SOAL: Dalam bacaan tentang arah pendidikan nasional di bawah, apa target yang ditetapkan untuk periode 2015–2020?

BACAAN:
Arah Pendidikan Nasional
Lahirnya
Undang-undang No. 20 tahun 2003 tentang Sistem Pendidikan Nasional lahir dari
tuntutan pelaksanaan pembaharuan pendidikan yang diharapkan dapat mendukung
segala upaya memecahkan permasalahan pendidikan.
Permasalahan
pendidikan selama ini dipandang masih belum menemukan formula yang sesuai
dengan kebutuhan zaman atau dengan kata
lain pendidikan yang mampu menjawab
tantangan zaman. Pendidikan belum mampu menghasilkan out put yang memadai dan menciptakan sumber daya
manusia yang andal, apalagi membangun
kualitas bangsa . Krisis multidimensional yang berkepanjangan yang melanda
bangsa Indonesia.
Dan daya kompetitif hasil pelaporan dari beberapa lembaga yang banyak dilansir
oleh media massa dari laporan hasil Study The
Third Mathematic and Science Study ( IAE, 2003) mengenai prestasi siswa SMP
dalam bidang IPA dan Matematikan ( Wisudo : 2004 ) dari UNDP dalam Human Develovment
Report 2003 tentang pengembangan sumber daya manusia ( Sumarna : 2005 )dan dari The
world Economic Forum, Swedia ( 2000) tentang daya saing dunia (
Surapranata ) ketiga laporan tentang
prestasi pendidikan kita kurang menggembirakan . Merupakan dua contoh kasus yang bisa dijadikan bukti secara umum kegagalan sistem
pendidikan di Indonesia
selama ini ( Surakhmad dalam Gerbang :
2003 ).
Permasalahan-permasalahan
tersebut dalam UU. No .20 Tahun 2003. tentang system pendidikan nasional secara
konseptual telah terakomidir, hal ini terlihat diantaranya dari ;1). Visi pendidikan pendidikan nasional,
yaitu terwujudnya sistem pendidikan
sebagai pranata social yang kuat dan berwibawa untuk memperdayakan semua warga negara
Indonsia berkembang menjadi manusia yang berkualitas sehingga mampu dan
proaktif menjawab tantangan zaman yang selalu berubah. Sejalan dengan visi ini
Pendidikan Nasional Depdiknas berhasrat untuk pada tahun 2025 menghasilkan
insan Indonesia
cerdas dan kompetitif. 2) Misi pendidikan Nasional . Mewujudkan
pendidikan yang mampu membangun insan Indonesia cerdas komprehensif dan kompetitif. Dalam
misi ini termaktup bagaimana meningkatkan keprofesionalan dan akuntabilitas lembaga
pendidikan sebagai pusat pembudayaan ilmu pengetahuan , keterampilan,
pengalaman , sikap , dan nilai berdasarkan standar nasional dan global .3).Rencana pembangunan Pendidikan nasional jangka panjang . Disini
diprediksikan ketercapaian target pendidikan ,yaitu : periode 2005 – 2010
peningkatan kapasitas dan modernisasi, periode 2010 – 2015 penguatan pelayanan,
periode 2015 – 2020 Daya saing regional dan periode 2020 – 2025 pencapaian daya
saing Internasional. 4.)Acuan operasional
Kurikulum yang diterapkan. Diantaranya
perkembangan ilmu pengetahuan , teknologi, dan seni, ; tuntutan dunia
kerja dan dinamika perkembangan global. 5).

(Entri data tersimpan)
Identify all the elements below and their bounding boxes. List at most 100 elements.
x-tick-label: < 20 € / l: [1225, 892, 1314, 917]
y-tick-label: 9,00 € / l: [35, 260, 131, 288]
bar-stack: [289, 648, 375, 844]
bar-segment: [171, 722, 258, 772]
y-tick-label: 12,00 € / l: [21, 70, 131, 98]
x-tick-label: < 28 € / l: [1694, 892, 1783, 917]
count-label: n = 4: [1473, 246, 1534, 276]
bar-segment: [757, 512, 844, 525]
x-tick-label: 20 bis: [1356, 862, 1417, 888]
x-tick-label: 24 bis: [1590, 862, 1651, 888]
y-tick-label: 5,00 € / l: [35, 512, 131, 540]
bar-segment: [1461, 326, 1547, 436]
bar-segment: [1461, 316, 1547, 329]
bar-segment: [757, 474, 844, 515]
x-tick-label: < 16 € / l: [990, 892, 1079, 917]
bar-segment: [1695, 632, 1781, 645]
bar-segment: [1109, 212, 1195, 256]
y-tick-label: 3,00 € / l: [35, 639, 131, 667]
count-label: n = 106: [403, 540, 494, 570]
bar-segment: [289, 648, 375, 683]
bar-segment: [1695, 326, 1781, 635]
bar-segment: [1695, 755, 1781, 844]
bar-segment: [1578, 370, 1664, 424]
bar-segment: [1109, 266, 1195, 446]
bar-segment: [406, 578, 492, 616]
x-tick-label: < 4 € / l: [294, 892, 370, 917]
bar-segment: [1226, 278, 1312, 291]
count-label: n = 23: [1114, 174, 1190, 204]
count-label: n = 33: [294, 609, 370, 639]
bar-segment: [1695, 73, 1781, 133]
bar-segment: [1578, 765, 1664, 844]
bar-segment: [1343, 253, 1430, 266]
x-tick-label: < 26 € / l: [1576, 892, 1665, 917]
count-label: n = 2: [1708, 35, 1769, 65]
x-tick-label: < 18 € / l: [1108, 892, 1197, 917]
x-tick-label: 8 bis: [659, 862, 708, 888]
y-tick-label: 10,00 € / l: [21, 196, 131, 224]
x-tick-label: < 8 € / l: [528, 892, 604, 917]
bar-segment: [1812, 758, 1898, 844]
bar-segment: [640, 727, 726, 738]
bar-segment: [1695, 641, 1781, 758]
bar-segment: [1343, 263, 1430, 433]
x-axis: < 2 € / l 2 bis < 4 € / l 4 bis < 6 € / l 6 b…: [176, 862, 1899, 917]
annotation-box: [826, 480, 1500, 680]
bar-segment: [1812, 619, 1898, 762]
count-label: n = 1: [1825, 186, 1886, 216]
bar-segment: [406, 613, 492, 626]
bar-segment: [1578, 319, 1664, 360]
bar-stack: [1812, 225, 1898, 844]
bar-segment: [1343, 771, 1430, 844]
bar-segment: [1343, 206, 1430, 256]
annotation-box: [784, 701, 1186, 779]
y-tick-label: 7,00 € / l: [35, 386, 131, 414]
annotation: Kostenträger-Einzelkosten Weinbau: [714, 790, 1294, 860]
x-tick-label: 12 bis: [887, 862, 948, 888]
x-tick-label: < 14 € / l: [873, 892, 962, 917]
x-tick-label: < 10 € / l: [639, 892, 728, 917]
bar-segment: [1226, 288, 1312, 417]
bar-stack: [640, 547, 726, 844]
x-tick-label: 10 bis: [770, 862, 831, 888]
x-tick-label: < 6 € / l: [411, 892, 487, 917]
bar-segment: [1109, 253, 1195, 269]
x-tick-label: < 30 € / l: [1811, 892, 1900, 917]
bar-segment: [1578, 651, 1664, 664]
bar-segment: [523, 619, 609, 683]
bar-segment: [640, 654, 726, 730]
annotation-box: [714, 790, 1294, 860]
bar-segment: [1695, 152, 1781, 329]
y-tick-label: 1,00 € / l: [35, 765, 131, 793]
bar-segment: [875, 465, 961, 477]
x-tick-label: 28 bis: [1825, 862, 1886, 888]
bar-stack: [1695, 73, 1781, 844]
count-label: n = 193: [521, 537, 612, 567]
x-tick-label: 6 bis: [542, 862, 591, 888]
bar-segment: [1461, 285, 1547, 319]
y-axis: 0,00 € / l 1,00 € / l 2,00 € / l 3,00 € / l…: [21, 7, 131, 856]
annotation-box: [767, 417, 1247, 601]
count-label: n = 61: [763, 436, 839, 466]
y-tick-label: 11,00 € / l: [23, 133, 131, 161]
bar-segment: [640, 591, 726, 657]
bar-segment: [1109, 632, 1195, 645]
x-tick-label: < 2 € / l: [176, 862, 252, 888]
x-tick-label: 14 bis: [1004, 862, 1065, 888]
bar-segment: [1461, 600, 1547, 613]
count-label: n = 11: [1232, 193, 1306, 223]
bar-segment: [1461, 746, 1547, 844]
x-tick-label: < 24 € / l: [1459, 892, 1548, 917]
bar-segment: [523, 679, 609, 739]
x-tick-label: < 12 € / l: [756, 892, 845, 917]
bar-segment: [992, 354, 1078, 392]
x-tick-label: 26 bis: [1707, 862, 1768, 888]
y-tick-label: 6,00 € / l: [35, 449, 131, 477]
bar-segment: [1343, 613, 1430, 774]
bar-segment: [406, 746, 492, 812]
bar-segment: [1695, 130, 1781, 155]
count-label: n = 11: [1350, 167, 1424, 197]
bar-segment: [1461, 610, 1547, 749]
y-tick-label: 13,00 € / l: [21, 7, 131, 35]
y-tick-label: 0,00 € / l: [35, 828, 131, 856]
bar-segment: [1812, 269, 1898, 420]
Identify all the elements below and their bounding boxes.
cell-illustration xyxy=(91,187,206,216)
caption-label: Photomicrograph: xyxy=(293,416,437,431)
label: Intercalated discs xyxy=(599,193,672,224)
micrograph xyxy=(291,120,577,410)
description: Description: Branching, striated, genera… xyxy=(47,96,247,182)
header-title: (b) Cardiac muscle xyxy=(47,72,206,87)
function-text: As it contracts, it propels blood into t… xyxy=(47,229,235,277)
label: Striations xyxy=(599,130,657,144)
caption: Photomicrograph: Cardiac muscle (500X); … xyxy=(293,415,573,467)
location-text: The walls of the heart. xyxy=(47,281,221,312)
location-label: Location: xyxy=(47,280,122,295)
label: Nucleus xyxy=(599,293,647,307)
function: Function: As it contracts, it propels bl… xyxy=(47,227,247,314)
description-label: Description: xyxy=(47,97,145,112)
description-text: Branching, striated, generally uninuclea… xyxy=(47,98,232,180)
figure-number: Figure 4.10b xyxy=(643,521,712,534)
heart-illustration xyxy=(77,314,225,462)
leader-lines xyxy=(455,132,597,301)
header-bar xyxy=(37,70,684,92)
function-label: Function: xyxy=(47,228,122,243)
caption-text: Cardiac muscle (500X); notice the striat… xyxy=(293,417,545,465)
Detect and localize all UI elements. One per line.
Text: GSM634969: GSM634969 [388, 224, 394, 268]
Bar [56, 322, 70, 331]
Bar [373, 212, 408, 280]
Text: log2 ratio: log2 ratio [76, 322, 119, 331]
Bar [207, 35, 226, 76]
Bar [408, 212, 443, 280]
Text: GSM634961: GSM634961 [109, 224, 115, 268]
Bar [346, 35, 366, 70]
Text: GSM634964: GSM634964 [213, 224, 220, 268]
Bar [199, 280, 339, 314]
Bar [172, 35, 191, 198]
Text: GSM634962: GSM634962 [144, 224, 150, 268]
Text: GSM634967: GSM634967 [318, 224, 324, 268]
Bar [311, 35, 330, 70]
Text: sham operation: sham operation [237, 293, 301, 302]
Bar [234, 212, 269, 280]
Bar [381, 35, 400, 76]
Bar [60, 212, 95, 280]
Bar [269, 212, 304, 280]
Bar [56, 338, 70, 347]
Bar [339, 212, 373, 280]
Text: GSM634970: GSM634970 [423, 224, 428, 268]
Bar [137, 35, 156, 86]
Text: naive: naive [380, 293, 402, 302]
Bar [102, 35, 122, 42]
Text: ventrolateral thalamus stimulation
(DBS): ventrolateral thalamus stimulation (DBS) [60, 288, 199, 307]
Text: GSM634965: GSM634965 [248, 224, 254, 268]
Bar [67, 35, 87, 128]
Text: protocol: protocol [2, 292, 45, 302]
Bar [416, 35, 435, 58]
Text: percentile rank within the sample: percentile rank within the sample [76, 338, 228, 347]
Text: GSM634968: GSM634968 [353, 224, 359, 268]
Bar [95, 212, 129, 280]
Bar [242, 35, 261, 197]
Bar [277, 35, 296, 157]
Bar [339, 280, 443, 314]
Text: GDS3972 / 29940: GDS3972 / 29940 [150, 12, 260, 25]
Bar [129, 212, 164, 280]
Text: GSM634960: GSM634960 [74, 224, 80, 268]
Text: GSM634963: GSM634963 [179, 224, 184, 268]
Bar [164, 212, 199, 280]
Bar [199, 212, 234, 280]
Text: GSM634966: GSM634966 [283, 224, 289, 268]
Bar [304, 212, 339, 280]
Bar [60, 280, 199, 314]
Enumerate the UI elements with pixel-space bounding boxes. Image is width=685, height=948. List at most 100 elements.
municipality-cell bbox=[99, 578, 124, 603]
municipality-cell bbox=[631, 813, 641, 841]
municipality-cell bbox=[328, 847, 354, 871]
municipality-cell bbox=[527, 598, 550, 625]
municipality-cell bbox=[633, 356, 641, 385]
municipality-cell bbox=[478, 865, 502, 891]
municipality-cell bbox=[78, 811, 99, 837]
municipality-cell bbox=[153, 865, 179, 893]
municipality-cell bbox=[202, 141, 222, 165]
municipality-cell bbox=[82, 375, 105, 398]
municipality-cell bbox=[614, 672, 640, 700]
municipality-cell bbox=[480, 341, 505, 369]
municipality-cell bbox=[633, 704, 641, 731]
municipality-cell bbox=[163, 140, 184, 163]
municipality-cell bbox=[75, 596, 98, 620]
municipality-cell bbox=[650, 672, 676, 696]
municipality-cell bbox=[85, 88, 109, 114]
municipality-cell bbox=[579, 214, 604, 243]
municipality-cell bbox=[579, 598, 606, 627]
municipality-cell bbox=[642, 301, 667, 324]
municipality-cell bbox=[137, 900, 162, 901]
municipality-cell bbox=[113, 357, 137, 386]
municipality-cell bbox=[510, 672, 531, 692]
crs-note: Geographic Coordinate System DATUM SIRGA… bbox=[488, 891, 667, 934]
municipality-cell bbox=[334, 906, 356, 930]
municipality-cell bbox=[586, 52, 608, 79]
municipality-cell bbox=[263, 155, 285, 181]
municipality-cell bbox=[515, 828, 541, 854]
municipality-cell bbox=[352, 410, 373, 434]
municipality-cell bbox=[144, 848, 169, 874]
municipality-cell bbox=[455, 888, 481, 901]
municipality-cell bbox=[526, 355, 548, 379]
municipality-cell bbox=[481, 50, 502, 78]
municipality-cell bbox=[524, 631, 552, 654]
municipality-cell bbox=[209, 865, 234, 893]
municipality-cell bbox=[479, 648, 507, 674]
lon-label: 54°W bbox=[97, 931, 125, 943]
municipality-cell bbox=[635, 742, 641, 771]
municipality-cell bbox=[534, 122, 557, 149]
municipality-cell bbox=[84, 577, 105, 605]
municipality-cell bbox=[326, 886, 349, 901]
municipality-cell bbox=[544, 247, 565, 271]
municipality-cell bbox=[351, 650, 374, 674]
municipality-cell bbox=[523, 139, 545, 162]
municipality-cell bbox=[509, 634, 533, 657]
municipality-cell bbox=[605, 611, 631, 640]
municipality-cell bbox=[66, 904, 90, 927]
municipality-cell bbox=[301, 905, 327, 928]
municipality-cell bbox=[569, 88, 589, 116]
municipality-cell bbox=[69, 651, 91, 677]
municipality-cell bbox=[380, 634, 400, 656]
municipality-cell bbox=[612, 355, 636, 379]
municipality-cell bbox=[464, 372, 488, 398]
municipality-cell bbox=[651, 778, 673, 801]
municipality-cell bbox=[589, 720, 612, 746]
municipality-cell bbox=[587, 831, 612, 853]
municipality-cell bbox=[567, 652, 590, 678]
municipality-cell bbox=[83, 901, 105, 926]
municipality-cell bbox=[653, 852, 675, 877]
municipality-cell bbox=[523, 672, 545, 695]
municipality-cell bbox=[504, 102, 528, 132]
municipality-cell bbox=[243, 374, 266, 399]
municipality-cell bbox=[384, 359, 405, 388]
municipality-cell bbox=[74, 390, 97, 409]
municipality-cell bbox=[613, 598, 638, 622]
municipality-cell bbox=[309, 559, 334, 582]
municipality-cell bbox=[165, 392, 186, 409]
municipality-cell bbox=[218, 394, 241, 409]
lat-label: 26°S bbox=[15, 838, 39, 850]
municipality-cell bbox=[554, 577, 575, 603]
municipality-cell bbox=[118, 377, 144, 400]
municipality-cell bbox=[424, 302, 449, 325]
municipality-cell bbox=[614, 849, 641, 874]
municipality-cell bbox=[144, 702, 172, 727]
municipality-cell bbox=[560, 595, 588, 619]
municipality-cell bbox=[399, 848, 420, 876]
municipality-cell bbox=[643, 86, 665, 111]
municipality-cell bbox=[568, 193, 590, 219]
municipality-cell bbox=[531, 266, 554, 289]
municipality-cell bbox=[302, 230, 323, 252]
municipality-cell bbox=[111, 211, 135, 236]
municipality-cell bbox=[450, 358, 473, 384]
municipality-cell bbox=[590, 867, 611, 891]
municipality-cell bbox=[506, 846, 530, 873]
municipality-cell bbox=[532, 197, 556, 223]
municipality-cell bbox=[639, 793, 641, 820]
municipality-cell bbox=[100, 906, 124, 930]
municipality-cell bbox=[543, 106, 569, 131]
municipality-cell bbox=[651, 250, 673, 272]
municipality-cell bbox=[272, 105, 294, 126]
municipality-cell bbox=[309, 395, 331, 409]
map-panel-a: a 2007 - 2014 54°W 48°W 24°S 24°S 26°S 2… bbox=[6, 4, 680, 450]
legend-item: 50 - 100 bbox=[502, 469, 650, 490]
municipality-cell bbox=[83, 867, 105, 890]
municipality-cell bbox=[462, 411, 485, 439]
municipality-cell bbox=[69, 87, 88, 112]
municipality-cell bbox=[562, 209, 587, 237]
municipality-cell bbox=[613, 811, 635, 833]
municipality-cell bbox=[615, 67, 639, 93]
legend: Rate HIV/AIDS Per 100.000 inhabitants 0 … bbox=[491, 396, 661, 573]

JAWABAN: Daya saing regional.